• Information
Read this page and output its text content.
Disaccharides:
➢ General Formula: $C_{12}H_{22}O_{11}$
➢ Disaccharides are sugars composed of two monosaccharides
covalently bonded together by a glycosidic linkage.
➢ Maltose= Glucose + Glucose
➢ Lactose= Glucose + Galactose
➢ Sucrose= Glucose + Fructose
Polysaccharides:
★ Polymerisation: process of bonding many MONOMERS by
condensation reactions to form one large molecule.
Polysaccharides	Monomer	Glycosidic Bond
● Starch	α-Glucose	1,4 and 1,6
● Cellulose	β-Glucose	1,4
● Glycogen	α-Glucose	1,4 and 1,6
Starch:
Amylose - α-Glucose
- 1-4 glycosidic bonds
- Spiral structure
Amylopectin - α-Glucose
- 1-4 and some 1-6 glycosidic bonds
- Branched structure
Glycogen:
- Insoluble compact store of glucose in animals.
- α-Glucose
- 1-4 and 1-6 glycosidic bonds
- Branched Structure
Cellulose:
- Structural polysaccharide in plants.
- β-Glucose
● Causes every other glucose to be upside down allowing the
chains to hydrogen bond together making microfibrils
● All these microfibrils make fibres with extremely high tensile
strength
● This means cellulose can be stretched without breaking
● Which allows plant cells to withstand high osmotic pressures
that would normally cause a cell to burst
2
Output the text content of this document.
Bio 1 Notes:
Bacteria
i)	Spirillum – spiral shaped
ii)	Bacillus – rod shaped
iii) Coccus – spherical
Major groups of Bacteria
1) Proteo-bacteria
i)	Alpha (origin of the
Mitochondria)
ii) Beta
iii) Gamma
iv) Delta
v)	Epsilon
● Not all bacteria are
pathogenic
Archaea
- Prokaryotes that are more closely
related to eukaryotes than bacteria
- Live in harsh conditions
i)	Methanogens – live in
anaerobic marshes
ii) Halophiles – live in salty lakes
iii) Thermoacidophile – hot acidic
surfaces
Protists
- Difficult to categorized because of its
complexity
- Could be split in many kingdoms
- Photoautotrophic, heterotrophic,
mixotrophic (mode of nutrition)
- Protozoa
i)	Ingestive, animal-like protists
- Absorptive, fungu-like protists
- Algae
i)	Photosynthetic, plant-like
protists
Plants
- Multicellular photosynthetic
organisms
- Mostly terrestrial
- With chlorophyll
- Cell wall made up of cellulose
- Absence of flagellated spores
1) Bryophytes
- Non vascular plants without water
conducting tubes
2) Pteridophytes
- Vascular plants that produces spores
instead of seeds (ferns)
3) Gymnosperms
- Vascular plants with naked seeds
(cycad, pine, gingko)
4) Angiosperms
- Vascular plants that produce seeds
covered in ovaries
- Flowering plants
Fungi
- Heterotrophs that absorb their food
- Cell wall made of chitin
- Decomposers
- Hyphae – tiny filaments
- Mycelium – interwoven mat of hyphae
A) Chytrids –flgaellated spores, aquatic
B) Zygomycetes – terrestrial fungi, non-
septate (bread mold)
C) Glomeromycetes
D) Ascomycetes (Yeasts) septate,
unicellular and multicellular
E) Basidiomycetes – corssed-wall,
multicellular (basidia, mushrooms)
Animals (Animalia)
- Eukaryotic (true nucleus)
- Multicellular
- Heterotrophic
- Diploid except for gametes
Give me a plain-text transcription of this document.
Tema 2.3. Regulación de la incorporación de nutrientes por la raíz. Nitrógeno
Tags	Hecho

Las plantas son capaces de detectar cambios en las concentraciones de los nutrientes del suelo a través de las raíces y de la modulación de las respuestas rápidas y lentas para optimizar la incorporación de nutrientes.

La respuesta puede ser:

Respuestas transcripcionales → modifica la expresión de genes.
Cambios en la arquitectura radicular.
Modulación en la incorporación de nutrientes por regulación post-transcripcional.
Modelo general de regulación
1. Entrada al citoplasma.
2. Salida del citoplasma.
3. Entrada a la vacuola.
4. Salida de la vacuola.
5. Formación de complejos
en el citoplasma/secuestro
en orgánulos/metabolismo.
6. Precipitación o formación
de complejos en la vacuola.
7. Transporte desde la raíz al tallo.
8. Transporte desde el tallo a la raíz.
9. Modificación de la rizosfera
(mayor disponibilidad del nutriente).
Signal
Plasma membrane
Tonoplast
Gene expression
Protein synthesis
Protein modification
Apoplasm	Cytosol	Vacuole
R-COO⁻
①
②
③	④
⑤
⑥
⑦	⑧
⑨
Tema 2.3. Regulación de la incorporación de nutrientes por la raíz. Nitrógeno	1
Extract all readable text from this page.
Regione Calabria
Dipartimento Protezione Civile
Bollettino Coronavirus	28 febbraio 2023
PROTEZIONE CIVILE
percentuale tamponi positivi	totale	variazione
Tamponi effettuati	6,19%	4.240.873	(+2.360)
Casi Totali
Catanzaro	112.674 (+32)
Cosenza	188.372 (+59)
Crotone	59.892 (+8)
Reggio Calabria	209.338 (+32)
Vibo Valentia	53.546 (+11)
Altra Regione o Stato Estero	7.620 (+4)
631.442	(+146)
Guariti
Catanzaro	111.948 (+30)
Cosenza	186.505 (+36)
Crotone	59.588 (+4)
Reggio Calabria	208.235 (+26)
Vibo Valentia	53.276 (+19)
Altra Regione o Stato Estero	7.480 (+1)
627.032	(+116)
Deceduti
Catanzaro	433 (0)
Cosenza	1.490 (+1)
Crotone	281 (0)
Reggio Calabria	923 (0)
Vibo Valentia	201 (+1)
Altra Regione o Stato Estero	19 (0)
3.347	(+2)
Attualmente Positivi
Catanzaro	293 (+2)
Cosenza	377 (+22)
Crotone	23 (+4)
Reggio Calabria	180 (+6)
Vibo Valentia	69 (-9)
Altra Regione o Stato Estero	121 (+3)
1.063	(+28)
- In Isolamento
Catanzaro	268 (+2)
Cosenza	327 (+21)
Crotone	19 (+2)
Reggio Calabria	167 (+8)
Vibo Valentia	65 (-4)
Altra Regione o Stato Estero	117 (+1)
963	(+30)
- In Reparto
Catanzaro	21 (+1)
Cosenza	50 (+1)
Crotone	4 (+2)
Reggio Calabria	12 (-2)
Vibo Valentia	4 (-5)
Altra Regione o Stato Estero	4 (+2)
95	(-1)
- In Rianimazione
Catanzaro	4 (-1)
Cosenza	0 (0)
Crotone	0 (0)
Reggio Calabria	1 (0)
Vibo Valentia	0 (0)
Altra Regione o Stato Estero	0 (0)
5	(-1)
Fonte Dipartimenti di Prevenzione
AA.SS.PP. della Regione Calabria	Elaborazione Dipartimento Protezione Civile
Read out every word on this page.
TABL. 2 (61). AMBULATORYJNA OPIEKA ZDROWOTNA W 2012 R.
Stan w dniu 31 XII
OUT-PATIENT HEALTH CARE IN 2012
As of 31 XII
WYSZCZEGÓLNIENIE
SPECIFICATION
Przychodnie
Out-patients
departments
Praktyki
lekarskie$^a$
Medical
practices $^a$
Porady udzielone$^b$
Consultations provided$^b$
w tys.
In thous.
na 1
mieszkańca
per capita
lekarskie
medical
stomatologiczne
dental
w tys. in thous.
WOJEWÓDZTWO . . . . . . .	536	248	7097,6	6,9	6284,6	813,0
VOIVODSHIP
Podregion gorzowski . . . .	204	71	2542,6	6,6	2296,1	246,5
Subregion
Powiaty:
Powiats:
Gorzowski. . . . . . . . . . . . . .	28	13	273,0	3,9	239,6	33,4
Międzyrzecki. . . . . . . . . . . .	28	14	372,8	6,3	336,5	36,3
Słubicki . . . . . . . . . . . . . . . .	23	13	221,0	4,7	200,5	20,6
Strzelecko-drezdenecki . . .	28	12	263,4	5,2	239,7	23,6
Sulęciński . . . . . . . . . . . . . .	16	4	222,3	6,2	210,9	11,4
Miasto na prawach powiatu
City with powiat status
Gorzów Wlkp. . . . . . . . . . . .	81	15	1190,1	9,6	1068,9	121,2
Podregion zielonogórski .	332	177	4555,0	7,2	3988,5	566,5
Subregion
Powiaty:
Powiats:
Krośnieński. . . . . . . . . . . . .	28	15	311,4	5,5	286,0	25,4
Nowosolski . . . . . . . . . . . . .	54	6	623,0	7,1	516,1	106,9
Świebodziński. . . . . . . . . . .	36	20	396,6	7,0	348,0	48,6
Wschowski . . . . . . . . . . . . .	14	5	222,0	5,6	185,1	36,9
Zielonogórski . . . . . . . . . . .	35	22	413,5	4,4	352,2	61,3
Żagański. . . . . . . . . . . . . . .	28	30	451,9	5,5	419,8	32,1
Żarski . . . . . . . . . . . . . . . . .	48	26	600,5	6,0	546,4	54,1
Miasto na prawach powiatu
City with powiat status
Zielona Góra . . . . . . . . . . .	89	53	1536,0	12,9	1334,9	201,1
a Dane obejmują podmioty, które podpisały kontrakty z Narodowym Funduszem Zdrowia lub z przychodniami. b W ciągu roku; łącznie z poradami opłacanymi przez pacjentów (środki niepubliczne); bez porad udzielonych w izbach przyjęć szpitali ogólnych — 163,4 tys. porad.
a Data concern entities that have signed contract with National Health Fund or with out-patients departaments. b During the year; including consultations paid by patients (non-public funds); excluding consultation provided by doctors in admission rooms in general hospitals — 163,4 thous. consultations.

• Try it
Every line of the listing that includes the word "together" must be copied.

• Reply to the task
covalently bonded together by a glycosidic linkage.
chains to hydrogen bond together making microfibrils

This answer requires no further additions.